§ GIVEN EXERCISE
Records follow. Pull out every line that contains "from".

§ SUPPLIED INFORMATION
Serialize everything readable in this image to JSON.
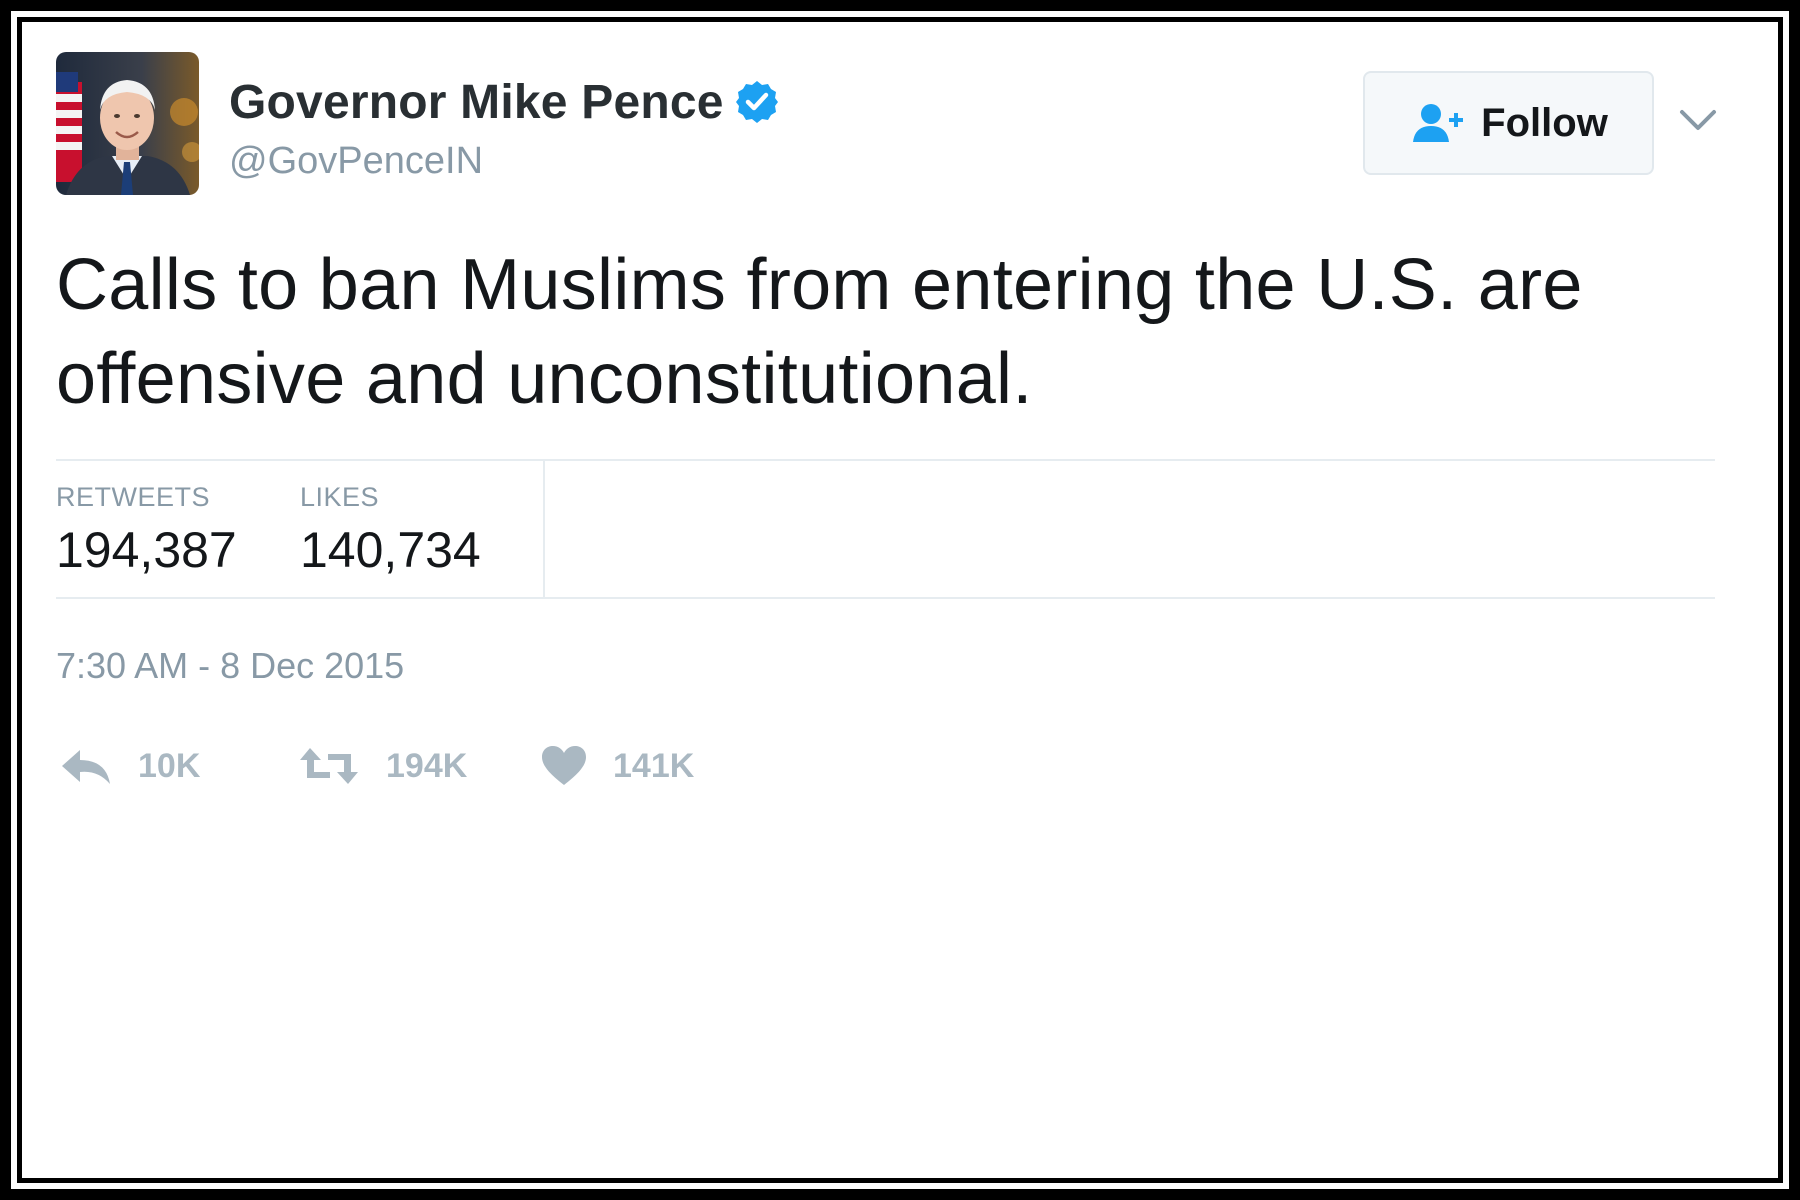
{
  "author": {
    "display_name": "Governor Mike Pence",
    "handle": "@GovPenceIN",
    "verified": true
  },
  "header": {
    "follow_label": "Follow"
  },
  "tweet": {
    "text": "Calls to ban Muslims from entering the U.S. are offensive and unconstitutional.",
    "timestamp": "7:30 AM - 8 Dec 2015"
  },
  "stats": {
    "retweets_label": "RETWEETS",
    "retweets_value": "194,387",
    "likes_label": "LIKES",
    "likes_value": "140,734"
  },
  "actions": {
    "reply_count": "10K",
    "retweet_count": "194K",
    "like_count": "141K"
  },
  "icons": {
    "verified": "verified-badge-icon",
    "follow": "add-user-icon",
    "menu": "chevron-down-icon",
    "reply": "reply-icon",
    "retweet": "retweet-icon",
    "like": "heart-icon"
  },
  "colors": {
    "verified_blue": "#1da1f2",
    "follow_icon_blue": "#1da1f2",
    "text_primary": "#14171a",
    "text_secondary": "#8899a6",
    "action_gray": "#aab8c2"
  }
}
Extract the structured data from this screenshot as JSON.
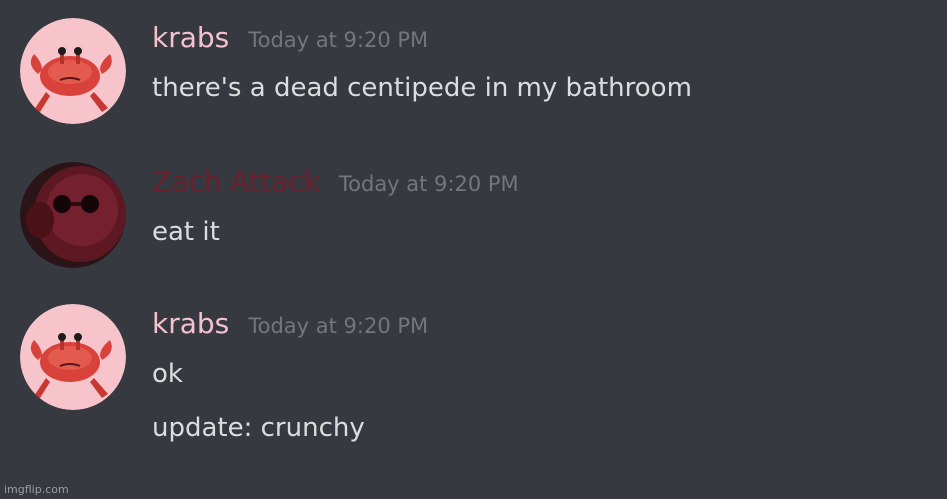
{
  "messages": [
    {
      "username": "krabs",
      "username_color": "#f5c1cf",
      "avatar_icon": "crab-avatar-icon",
      "timestamp": "Today at 9:20 PM",
      "lines": [
        "there's a dead centipede in my bathroom"
      ]
    },
    {
      "username": "Zach Attack",
      "username_color": "#6b1f2c",
      "avatar_icon": "dark-red-creature-avatar-icon",
      "timestamp": "Today at 9:20 PM",
      "lines": [
        "eat it"
      ]
    },
    {
      "username": "krabs",
      "username_color": "#f5c1cf",
      "avatar_icon": "crab-avatar-icon",
      "timestamp": "Today at 9:20 PM",
      "lines": [
        "ok",
        "update: crunchy"
      ]
    }
  ],
  "watermark": "imgflip.com",
  "colors": {
    "background": "#36393f",
    "message_text": "#dcddde",
    "timestamp": "#72767d"
  }
}
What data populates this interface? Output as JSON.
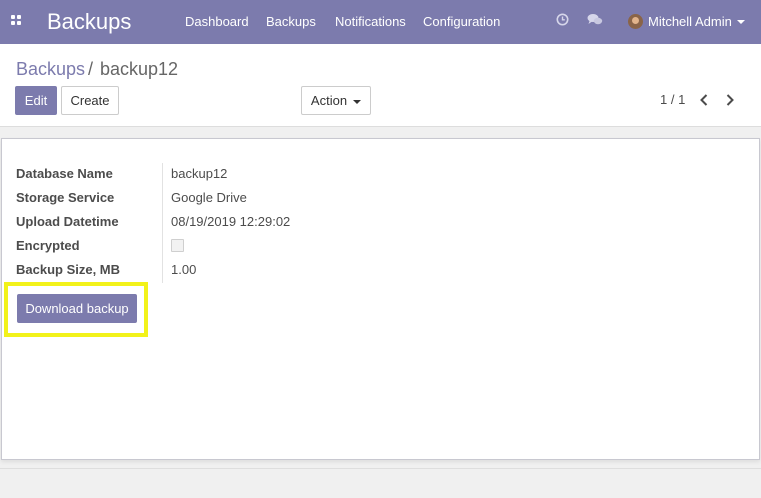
{
  "navbar": {
    "app_title": "Backups",
    "menu": [
      "Dashboard",
      "Backups",
      "Notifications",
      "Configuration"
    ],
    "icons": {
      "apps": "apps-grid-icon",
      "activity": "clock-icon",
      "discuss": "chat-bubbles-icon"
    },
    "user_name": "Mitchell Admin"
  },
  "breadcrumb": {
    "root": "Backups",
    "separator": "/",
    "current": "backup12"
  },
  "buttons": {
    "edit": "Edit",
    "create": "Create",
    "action": "Action"
  },
  "pager": {
    "value": "1 / 1"
  },
  "form": {
    "fields": [
      {
        "label": "Database Name",
        "value": "backup12"
      },
      {
        "label": "Storage Service",
        "value": "Google Drive"
      },
      {
        "label": "Upload Datetime",
        "value": "08/19/2019 12:29:02"
      },
      {
        "label": "Encrypted",
        "value": false
      },
      {
        "label": "Backup Size, MB",
        "value": "1.00"
      }
    ],
    "download_button": "Download backup"
  },
  "colors": {
    "brand": "#7c7bad",
    "highlight": "#f2f21a"
  }
}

§ OUTPUT OF THE TASK
    "text": "Calls to ban Muslims from entering the U.S. are offensive and unconstitutional.",
Extract the structured data from this screenshot as JSON.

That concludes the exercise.